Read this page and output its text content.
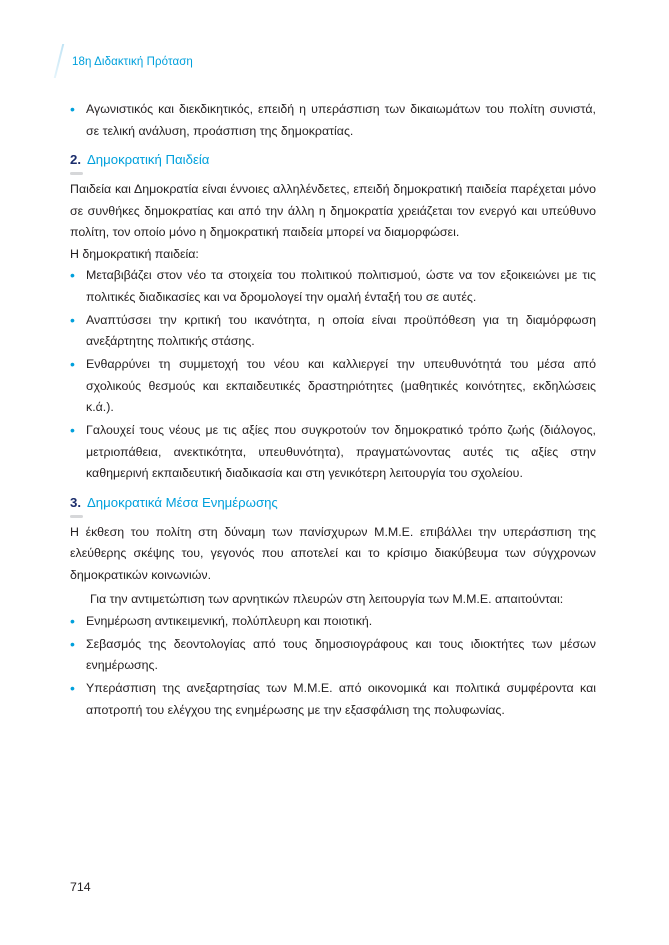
18η Διδακτική Πρόταση
• Αγωνιστικός και διεκδικητικός, επειδή η υπεράσπιση των δικαιωμάτων του πολίτη συνιστά, σε τελική ανάλυση, προάσπιση της δημοκρατίας.
2. Δημοκρατική Παιδεία

Παιδεία και Δημοκρατία είναι έννοιες αλληλένδετες, επειδή δημοκρατική παιδεία παρέχεται μόνο σε συνθήκες δημοκρατίας και από την άλλη η δημοκρατία χρειάζεται τον ενεργό και υπεύθυνο πολίτη, τον οποίο μόνο η δημοκρατική παιδεία μπορεί να διαμορφώσει.

Η δημοκρατική παιδεία:

• Μεταβιβάζει στον νέο τα στοιχεία του πολιτικού πολιτισμού, ώστε να τον εξοικειώνει με τις πολιτικές διαδικασίες και να δρομολογεί την ομαλή ένταξή του σε αυτές.
• Αναπτύσσει την κριτική του ικανότητα, η οποία είναι προϋπόθεση για τη διαμόρφωση ανεξάρτητης πολιτικής στάσης.
• Ενθαρρύνει τη συμμετοχή του νέου και καλλιεργεί την υπευθυνότητά του μέσα από σχολικούς θεσμούς και εκπαιδευτικές δραστηριότητες (μαθητικές κοινότητες, εκδηλώσεις κ.ά.).
• Γαλουχεί τους νέους με τις αξίες που συγκροτούν τον δημοκρατικό τρόπο ζωής (διάλογος, μετριοπάθεια, ανεκτικότητα, υπευθυνότητα), πραγματώνοντας αυτές τις αξίες στην καθημερινή εκπαιδευτική διαδικασία και στη γενικότερη λειτουργία του σχολείου.
3. Δημοκρατικά Μέσα Ενημέρωσης

Η έκθεση του πολίτη στη δύναμη των πανίσχυρων Μ.Μ.Ε. επιβάλλει την υπεράσπιση της ελεύθερης σκέψης του, γεγονός που αποτελεί και το κρίσιμο διακύβευμα των σύγχρονων δημοκρατικών κοινωνιών.

Για την αντιμετώπιση των αρνητικών πλευρών στη λειτουργία των Μ.Μ.Ε. απαιτούνται:

• Ενημέρωση αντικειμενική, πολύπλευρη και ποιοτική.
• Σεβασμός της δεοντολογίας από τους δημοσιογράφους και τους ιδιοκτήτες των μέσων ενημέρωσης.
• Υπεράσπιση της ανεξαρτησίας των Μ.Μ.Ε. από οικονομικά και πολιτικά συμφέροντα και αποτροπή του ελέγχου της ενημέρωσης με την εξασφάλιση της πολυφωνίας.
714
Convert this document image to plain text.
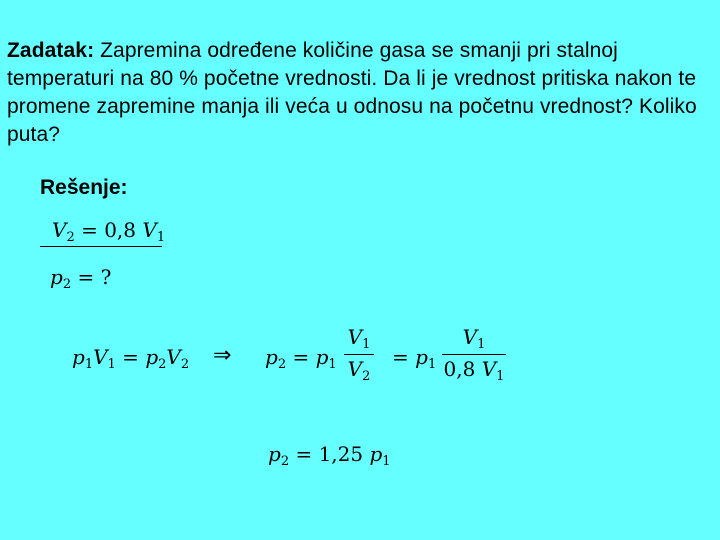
Zadatak: Zapremina određene količine gasa se smanji pri stalnoj temperaturi na 80 % početne vrednosti. Da li je vrednost pritiska nakon te promene zapremine manja ili veća u odnosu na početnu vrednost? Koliko puta?
Rešenje:
$V_2 = 0,8$ $V_1$
$p_2$ = ?
$p_1V_1 = p_2V_2$ ⇒ $p_2 = p_1$
$V_1$
$V_2$
= $p_1$
$V_1$
0,8 $V_1$
$p_2 = 1,25$ $p_1$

-*-

● INSTRUCTION:
Copy every line that contains the string "text".

● COMPLETED EXERCISE:
Read this page and output its text content.
Convert this document image to plain text.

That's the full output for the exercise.